# Task prompt:
Copy all of the material below word for word, but leave out the pictures.
***** Data extract
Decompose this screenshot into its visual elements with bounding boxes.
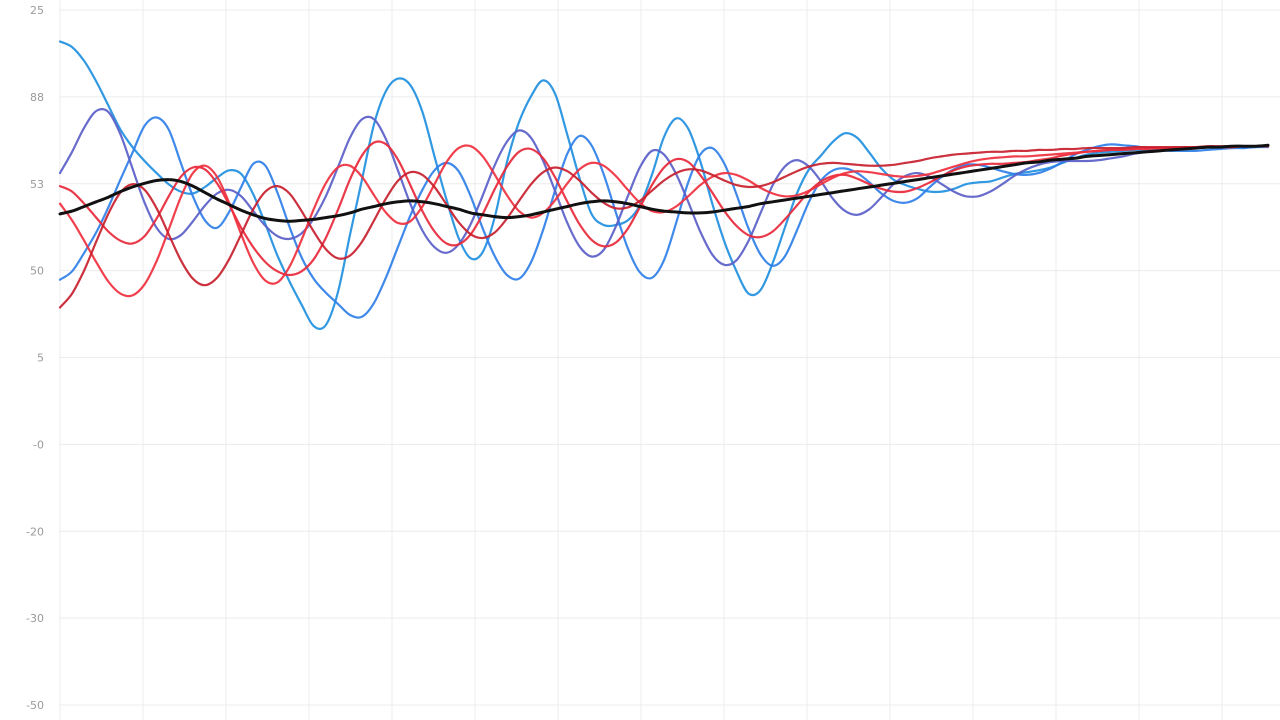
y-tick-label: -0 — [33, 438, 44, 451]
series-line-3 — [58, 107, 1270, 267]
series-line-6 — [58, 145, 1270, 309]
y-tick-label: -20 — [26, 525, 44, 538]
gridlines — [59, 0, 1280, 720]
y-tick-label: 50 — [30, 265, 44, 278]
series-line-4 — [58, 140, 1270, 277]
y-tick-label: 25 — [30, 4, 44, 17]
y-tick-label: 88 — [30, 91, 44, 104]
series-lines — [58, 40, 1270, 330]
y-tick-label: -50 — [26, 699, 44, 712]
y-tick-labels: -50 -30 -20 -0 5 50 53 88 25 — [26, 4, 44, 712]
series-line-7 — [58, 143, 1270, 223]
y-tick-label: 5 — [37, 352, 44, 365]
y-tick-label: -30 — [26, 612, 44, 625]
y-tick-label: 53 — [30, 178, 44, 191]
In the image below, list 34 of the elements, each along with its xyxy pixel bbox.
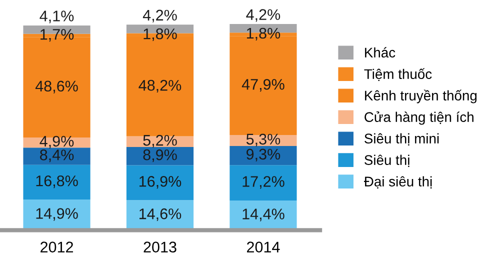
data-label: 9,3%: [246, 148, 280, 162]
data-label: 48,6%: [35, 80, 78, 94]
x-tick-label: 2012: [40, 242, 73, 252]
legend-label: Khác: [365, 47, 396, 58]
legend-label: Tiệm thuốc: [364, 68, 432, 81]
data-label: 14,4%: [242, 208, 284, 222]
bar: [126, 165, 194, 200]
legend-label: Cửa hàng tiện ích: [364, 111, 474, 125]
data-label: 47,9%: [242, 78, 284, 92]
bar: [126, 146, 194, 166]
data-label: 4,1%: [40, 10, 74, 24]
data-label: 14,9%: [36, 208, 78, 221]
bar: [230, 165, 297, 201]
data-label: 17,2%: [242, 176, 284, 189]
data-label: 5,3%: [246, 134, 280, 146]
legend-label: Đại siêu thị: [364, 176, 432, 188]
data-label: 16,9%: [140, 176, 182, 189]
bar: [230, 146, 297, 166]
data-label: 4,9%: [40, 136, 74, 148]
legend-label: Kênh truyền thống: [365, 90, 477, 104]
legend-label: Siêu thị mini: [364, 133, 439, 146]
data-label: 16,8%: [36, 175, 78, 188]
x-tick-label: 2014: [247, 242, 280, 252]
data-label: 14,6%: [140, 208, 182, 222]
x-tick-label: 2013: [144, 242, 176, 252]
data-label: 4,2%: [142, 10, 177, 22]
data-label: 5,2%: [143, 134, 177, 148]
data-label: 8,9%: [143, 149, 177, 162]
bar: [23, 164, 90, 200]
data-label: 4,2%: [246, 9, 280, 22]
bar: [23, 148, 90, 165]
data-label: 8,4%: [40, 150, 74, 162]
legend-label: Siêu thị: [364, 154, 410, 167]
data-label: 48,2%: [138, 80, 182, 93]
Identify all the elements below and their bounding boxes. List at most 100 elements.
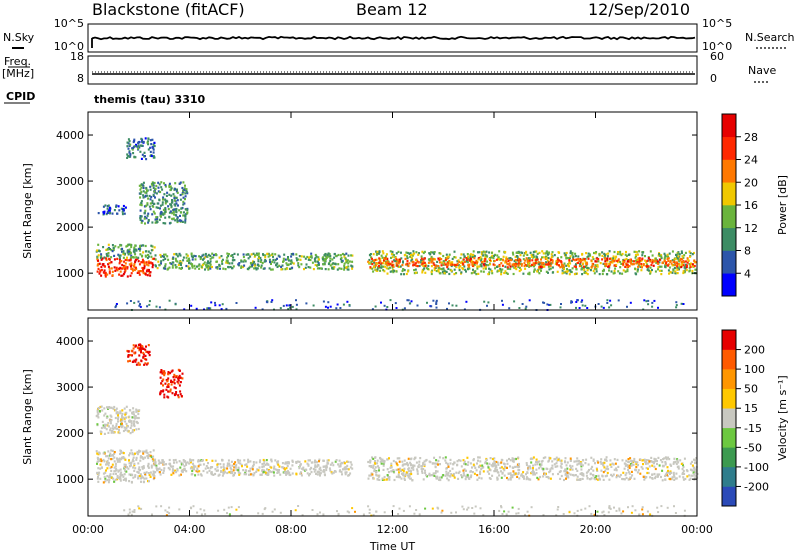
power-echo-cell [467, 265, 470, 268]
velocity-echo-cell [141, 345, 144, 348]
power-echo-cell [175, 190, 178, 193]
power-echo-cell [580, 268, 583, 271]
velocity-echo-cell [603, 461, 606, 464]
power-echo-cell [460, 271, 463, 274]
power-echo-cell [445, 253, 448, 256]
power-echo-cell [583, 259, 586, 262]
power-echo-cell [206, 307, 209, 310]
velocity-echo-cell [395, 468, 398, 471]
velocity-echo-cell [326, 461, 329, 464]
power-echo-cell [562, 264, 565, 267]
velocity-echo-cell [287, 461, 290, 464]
**********
# Result:
Decompose this screenshot into its visual elements with bounding boxes.
y-tick-label: -0 — [33, 438, 44, 451]
series-line-3 — [58, 107, 1270, 267]
series-line-6 — [58, 145, 1270, 309]
y-tick-label: -20 — [26, 525, 44, 538]
gridlines — [59, 0, 1280, 720]
y-tick-label: 50 — [30, 265, 44, 278]
series-line-4 — [58, 140, 1270, 277]
y-tick-label: 25 — [30, 4, 44, 17]
y-tick-label: 88 — [30, 91, 44, 104]
series-lines — [58, 40, 1270, 330]
y-tick-label: -50 — [26, 699, 44, 712]
y-tick-labels: -50 -30 -20 -0 5 50 53 88 25 — [26, 4, 44, 712]
series-line-7 — [58, 143, 1270, 223]
y-tick-label: 5 — [37, 352, 44, 365]
y-tick-label: -30 — [26, 612, 44, 625]
y-tick-label: 53 — [30, 178, 44, 191]
In the image below, list 34 of the elements, each along with its xyxy pixel bbox.
data-label: 9,3%: [246, 148, 280, 162]
data-label: 48,6%: [35, 80, 78, 94]
x-tick-label: 2012: [40, 242, 73, 252]
legend-label: Khác: [365, 47, 396, 58]
legend-label: Tiệm thuốc: [364, 68, 432, 81]
data-label: 14,4%: [242, 208, 284, 222]
bar: [126, 165, 194, 200]
legend-label: Cửa hàng tiện ích: [364, 111, 474, 125]
data-label: 47,9%: [242, 78, 284, 92]
bar: [126, 146, 194, 166]
data-label: 4,1%: [40, 10, 74, 24]
data-label: 14,9%: [36, 208, 78, 221]
bar: [230, 165, 297, 201]
data-label: 17,2%: [242, 176, 284, 189]
data-label: 5,3%: [246, 134, 280, 146]
legend-label: Đại siêu thị: [364, 176, 432, 188]
data-label: 16,9%: [140, 176, 182, 189]
bar: [230, 146, 297, 166]
data-label: 4,9%: [40, 136, 74, 148]
legend-label: Kênh truyền thống: [365, 90, 477, 104]
legend-label: Siêu thị mini: [364, 133, 439, 146]
data-label: 16,8%: [36, 175, 78, 188]
x-tick-label: 2014: [247, 242, 280, 252]
data-label: 14,6%: [140, 208, 182, 222]
x-tick-label: 2013: [144, 242, 176, 252]
data-label: 4,2%: [142, 10, 177, 22]
data-label: 5,2%: [143, 134, 177, 148]
data-label: 8,9%: [143, 149, 177, 162]
bar: [23, 164, 90, 200]
data-label: 4,2%: [246, 9, 280, 22]
bar: [23, 148, 90, 165]
data-label: 8,4%: [40, 150, 74, 162]
legend-label: Siêu thị: [364, 154, 410, 167]
data-label: 48,2%: [138, 80, 182, 93]
Identify all the elements below and their bounding boxes. List at most 100 elements.
power-echo-cell [467, 265, 470, 268]
velocity-echo-cell [141, 345, 144, 348]
power-echo-cell [175, 190, 178, 193]
power-echo-cell [580, 268, 583, 271]
velocity-echo-cell [603, 461, 606, 464]
power-echo-cell [460, 271, 463, 274]
power-echo-cell [445, 253, 448, 256]
power-echo-cell [583, 259, 586, 262]
power-echo-cell [206, 307, 209, 310]
velocity-echo-cell [395, 468, 398, 471]
velocity-echo-cell [326, 461, 329, 464]
power-echo-cell [562, 264, 565, 267]
velocity-echo-cell [287, 461, 290, 464]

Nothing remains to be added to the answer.